(DIRECTIVE): Search the listing below for the word "interés" and copy each line that holds it.

— START SUPPLIED INFORMATION —

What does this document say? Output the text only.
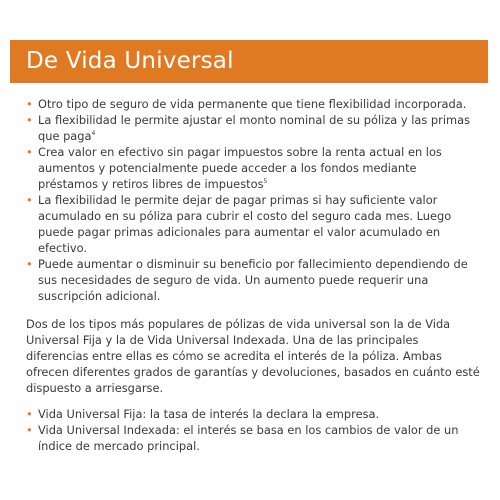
De Vida Universal
• Otro tipo de seguro de vida permanente que tiene flexibilidad incorporada.
• La flexibilidad le permite ajustar el monto nominal de su póliza y las primas que paga$^4$
• Crea valor en efectivo sin pagar impuestos sobre la renta actual en los aumentos y potencialmente puede acceder a los fondos mediante préstamos y retiros libres de impuestos$^5$
• La flexibilidad le permite dejar de pagar primas si hay suficiente valor acumulado en su póliza para cubrir el costo del seguro cada mes. Luego puede pagar primas adicionales para aumentar el valor acumulado en efectivo.
• Puede aumentar o disminuir su beneficio por fallecimiento dependiendo de sus necesidades de seguro de vida. Un aumento puede requerir una suscripción adicional.

Dos de los tipos más populares de pólizas de vida universal son la de Vida Universal Fija y la de Vida Universal Indexada. Una de las principales diferencias entre ellas es cómo se acredita el interés de la póliza. Ambas ofrecen diferentes grados de garantías y devoluciones, basados en cuánto esté dispuesto a arriesgarse.

• Vida Universal Fija: la tasa de interés la declara la empresa.
• Vida Universal Indexada: el interés se basa en los cambios de valor de un índice de mercado principal.
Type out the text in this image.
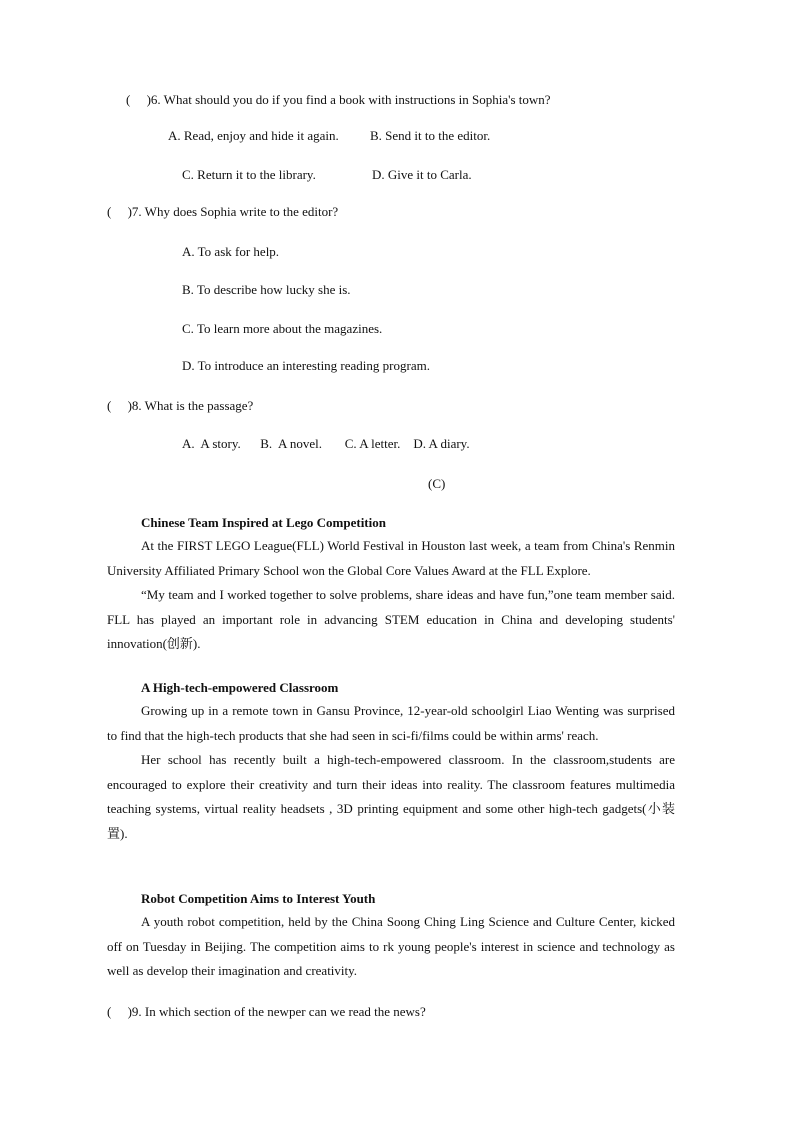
(     )6. What should you do if you find a book with instructions in Sophia's town?
A. Read, enjoy and hide it again. B. Send it to the editor.
C. Return it to the library.	D. Give it to Carla.
(     )7. Why does Sophia write to the editor?
A. To ask for help.
B. To describe how lucky she is.
C. To learn more about the magazines.
D. To introduce an interesting reading program.
(     )8. What is the passage?
A.  A story.      B.  A novel.       C. A letter.    D. A diary.
(C)
Chinese Team Inspired at Lego Competition

At the FIRST LEGO League(FLL) World Festival in Houston last week, a team from China's Renmin University Affiliated Primary School won the Global Core Values Award at the FLL Explore.

“My team and I worked together to solve problems, share ideas and have fun,”one team member said. FLL has played an important role in advancing STEM education in China and developing students' innovation(创新).

A High-tech-empowered Classroom

Growing up in a remote town in Gansu Province, 12-year-old schoolgirl Liao Wenting was surprised to find that the high-tech products that she had seen in sci-fi/films could be within arms' reach.

Her school has recently built a high-tech-empowered classroom. In the classroom,students are encouraged to explore their creativity and turn their ideas into reality. The classroom features multimedia teaching systems, virtual reality headsets , 3D printing equipment and some other high-tech gadgets(小装置).

Robot Competition Aims to Interest Youth

A youth robot competition, held by the China Soong Ching Ling Science and Culture Center, kicked off on Tuesday in Beijing. The competition aims to rk young people's interest in science and technology as well as develop their imagination and creativity.

(     )9. In which section of the newper can we read the news?
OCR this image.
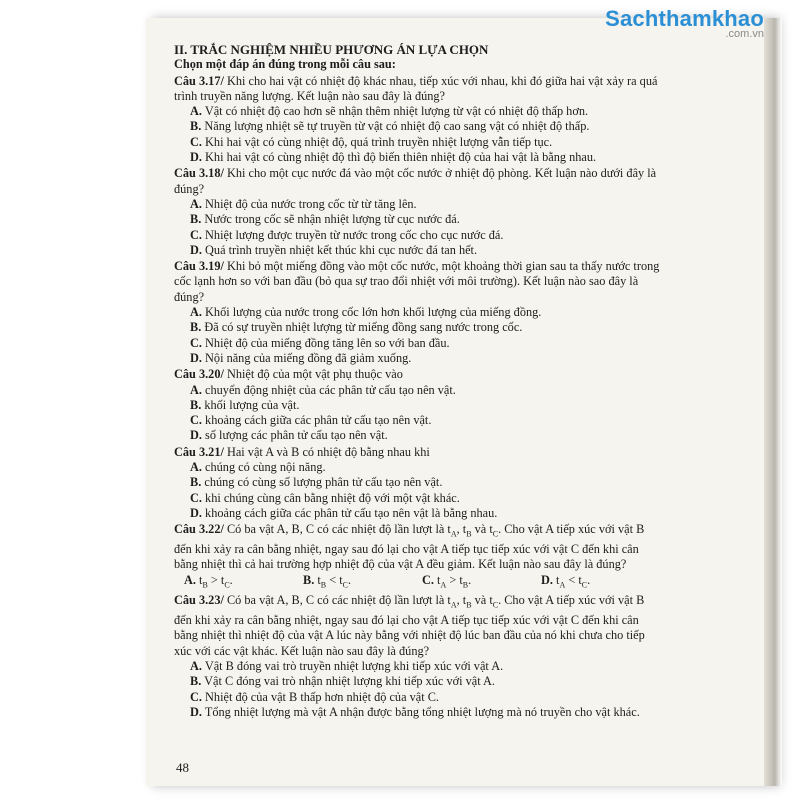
Sachthamkhao
.com.vn
II. TRẮC NGHIỆM NHIỀU PHƯƠNG ÁN LỰA CHỌN
Chọn một đáp án đúng trong mỗi câu sau:
Câu 3.17/ Khi cho hai vật có nhiệt độ khác nhau, tiếp xúc với nhau, khi đó giữa hai vật xảy ra quá trình truyền năng lượng. Kết luận nào sau đây là đúng?
A. Vật có nhiệt độ cao hơn sẽ nhận thêm nhiệt lượng từ vật có nhiệt độ thấp hơn.
B. Năng lượng nhiệt sẽ tự truyền từ vật có nhiệt độ cao sang vật có nhiệt độ thấp.
C. Khi hai vật có cùng nhiệt độ, quá trình truyền nhiệt lượng vẫn tiếp tục.
D. Khi hai vật có cùng nhiệt độ thì độ biến thiên nhiệt độ của hai vật là bằng nhau.
Câu 3.18/ Khi cho một cục nước đá vào một cốc nước ở nhiệt độ phòng. Kết luận nào dưới đây là đúng?
A. Nhiệt độ của nước trong cốc từ từ tăng lên.
B. Nước trong cốc sẽ nhận nhiệt lượng từ cục nước đá.
C. Nhiệt lượng được truyền từ nước trong cốc cho cục nước đá.
D. Quá trình truyền nhiệt kết thúc khi cục nước đá tan hết.
Câu 3.19/ Khi bỏ một miếng đồng vào một cốc nước, một khoảng thời gian sau ta thấy nước trong cốc lạnh hơn so với ban đầu (bỏ qua sự trao đổi nhiệt với môi trường). Kết luận nào sao đây là đúng?
A. Khối lượng của nước trong cốc lớn hơn khối lượng của miếng đồng.
B. Đã có sự truyền nhiệt lượng từ miếng đồng sang nước trong cốc.
C. Nhiệt độ của miếng đồng tăng lên so với ban đầu.
D. Nội năng của miếng đồng đã giảm xuống.
Câu 3.20/ Nhiệt độ của một vật phụ thuộc vào
A. chuyển động nhiệt của các phân tử cấu tạo nên vật.
B. khối lượng của vật.
C. khoảng cách giữa các phân tử cấu tạo nên vật.
D. số lượng các phân tử cấu tạo nên vật.
Câu 3.21/ Hai vật A và B có nhiệt độ bằng nhau khi
A. chúng có cùng nội năng.
B. chúng có cùng số lượng phân tử cấu tạo nên vật.
C. khi chúng cùng cân bằng nhiệt độ với một vật khác.
D. khoảng cách giữa các phân tử cấu tạo nên vật là bằng nhau.
Câu 3.22/ Có ba vật A, B, C có các nhiệt độ lần lượt là $t_A$, $t_B$ và $t_C$. Cho vật A tiếp xúc với vật B đến khi xảy ra cân bằng nhiệt, ngay sau đó lại cho vật A tiếp tục tiếp xúc với vật C đến khi cân bằng nhiệt thì cả hai trường hợp nhiệt độ của vật A đều giảm. Kết luận nào sau đây là đúng?
A. $t_B > t_C$.	B. $t_B < t_C$.	C. $t_A > t_B$.	D. $t_A < t_C$.
Câu 3.23/ Có ba vật A, B, C có các nhiệt độ lần lượt là $t_A$, $t_B$ và $t_C$. Cho vật A tiếp xúc với vật B đến khi xảy ra cân bằng nhiệt, ngay sau đó lại cho vật A tiếp tục tiếp xúc với vật C đến khi cân bằng nhiệt thì nhiệt độ của vật A lúc này bằng với nhiệt độ lúc ban đầu của nó khi chưa cho tiếp xúc với các vật khác. Kết luận nào sau đây là đúng?
A. Vật B đóng vai trò truyền nhiệt lượng khi tiếp xúc với vật A.
B. Vật C đóng vai trò nhận nhiệt lượng khi tiếp xúc với vật A.
C. Nhiệt độ của vật B thấp hơn nhiệt độ của vật C.
D. Tổng nhiệt lượng mà vật A nhận được bằng tổng nhiệt lượng mà nó truyền cho vật khác.
48
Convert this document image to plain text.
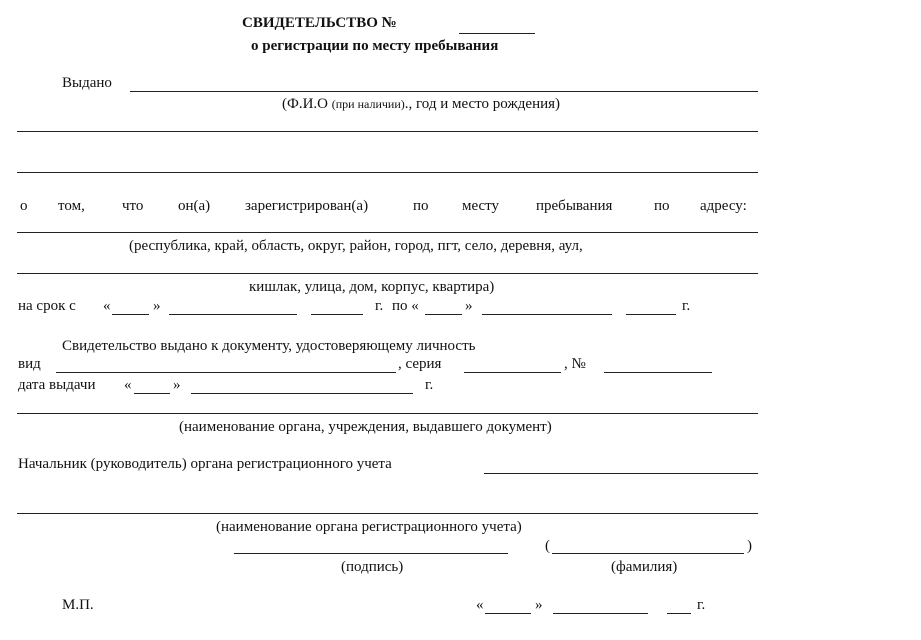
СВИДЕТЕЛЬСТВО №
о регистрации по месту пребывания
Выдано
(Ф.И.О (при наличии)., год и место рождения)
о том, что он(а) зарегистрирован(а)	по месту пребывания	по адресу:
(республика, край, область, округ, район, город, пгт, село, деревня, аул,
кишлак, улица, дом, корпус, квартира)
на срок с «	»	г. по «	»	г.
Свидетельство выдано к документу, удостоверяющему личность
вид	, серия	, №
дата выдачи «	»	г.
(наименование органа, учреждения, выдавшего документ)
Начальник (руководитель) органа регистрационного учета
(наименование органа регистрационного учета)
(	)
(подпись)	(фамилия)
М.П.	«	»	г.
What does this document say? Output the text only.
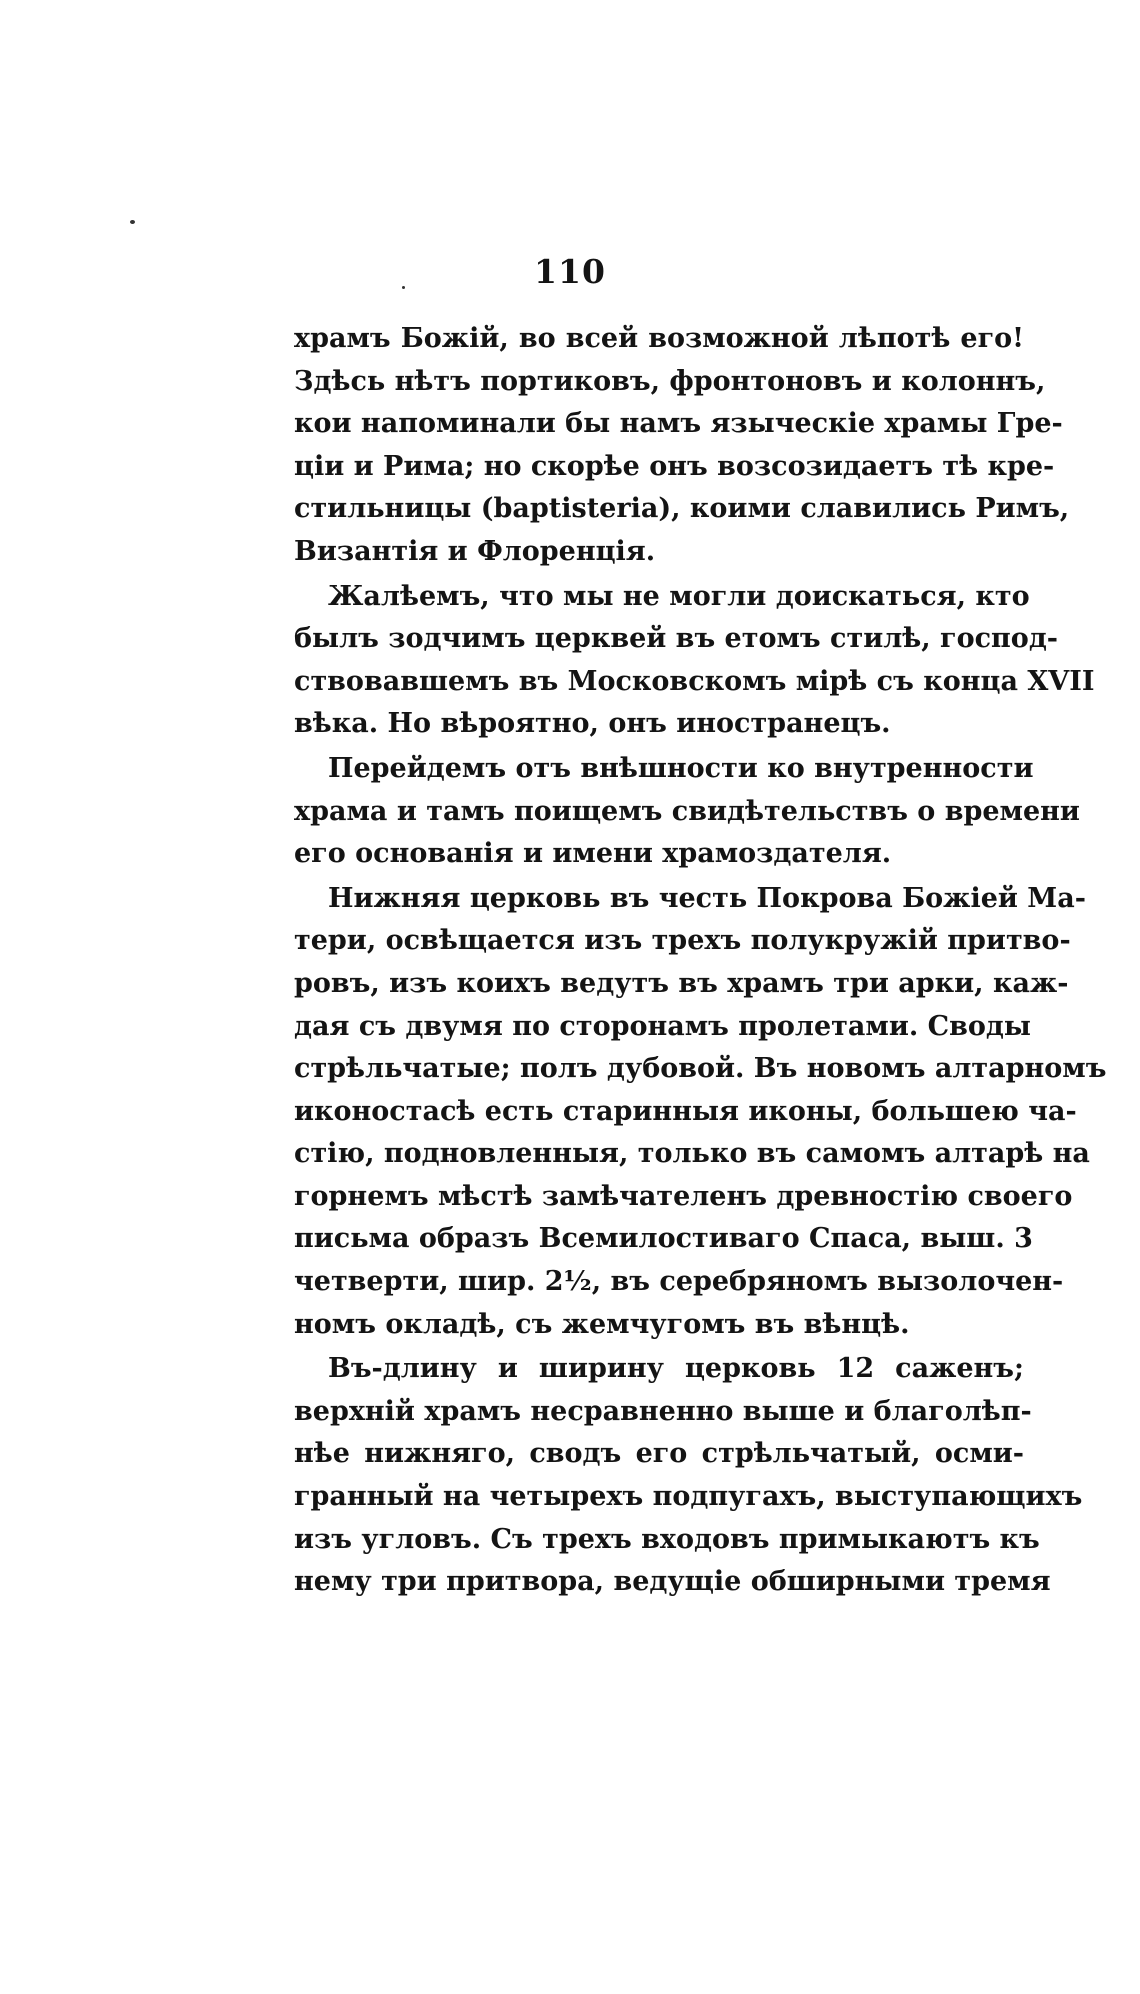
110
храмъ Божій, во всей возможной лѣпотѣ его!
Здѣсь нѣтъ портиковъ, фронтоновъ и колоннъ,
кои напоминали бы намъ языческіе храмы Гре-
ціи и Рима; но скорѣе онъ возсозидаетъ тѣ кре-
стильницы (baptisteria), коими славились Римъ,
Византія и Флоренція.
Жалѣемъ, что мы не могли доискаться, кто
былъ зодчимъ церквей въ етомъ стилѣ, господ-
ствовавшемъ въ Московскомъ мірѣ съ конца XVII
вѣка. Но вѣроятно, онъ иностранецъ.
Перейдемъ отъ внѣшности ко внутренности
храма и тамъ поищемъ свидѣтельствъ о времени
его основанія и имени храмоздателя.
Нижняя церковь въ честь Покрова Божіей Ма-
тери, освѣщается изъ трехъ полукружій притво-
ровъ, изъ коихъ ведутъ въ храмъ три арки, каж-
дая съ двумя по сторонамъ пролетами. Своды
стрѣльчатые; полъ дубовой. Въ новомъ алтарномъ
иконостасѣ есть старинныя иконы, большею ча-
стію, подновленныя, только въ самомъ алтарѣ на
горнемъ мѣстѣ замѣчателенъ древностію своего
письма образъ Всемилостиваго Спаса, выш. 3
четверти, шир. 2½, въ серебряномъ вызолочен-
номъ окладѣ, съ жемчугомъ въ вѣнцѣ.
Въ-длину и ширину церковь 12 саженъ;
верхній храмъ несравненно выше и благолѣп-
нѣе нижняго, сводъ его стрѣльчатый, осми-
гранный на четырехъ подпугахъ, выступающихъ
изъ угловъ. Съ трехъ входовъ примыкаютъ къ
нему три притвора, ведущіе обширными тремя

— END SUPPLIED INFORMATION —

(EXERCISE RESULT):
Dos de los tipos más populares de pólizas de vida universal son la de Vida Universal Fija y la de Vida Universal Indexada. Una de las principales diferencias entre ellas es cómo se acredita el interés de la póliza. Ambas ofrecen diferentes grados de garantías y devoluciones, basados en cuánto esté dispuesto a arriesgarse.
• Vida Universal Fija: la tasa de interés la declara la empresa.
• Vida Universal Indexada: el interés se basa en los cambios de valor de un índice de mercado principal.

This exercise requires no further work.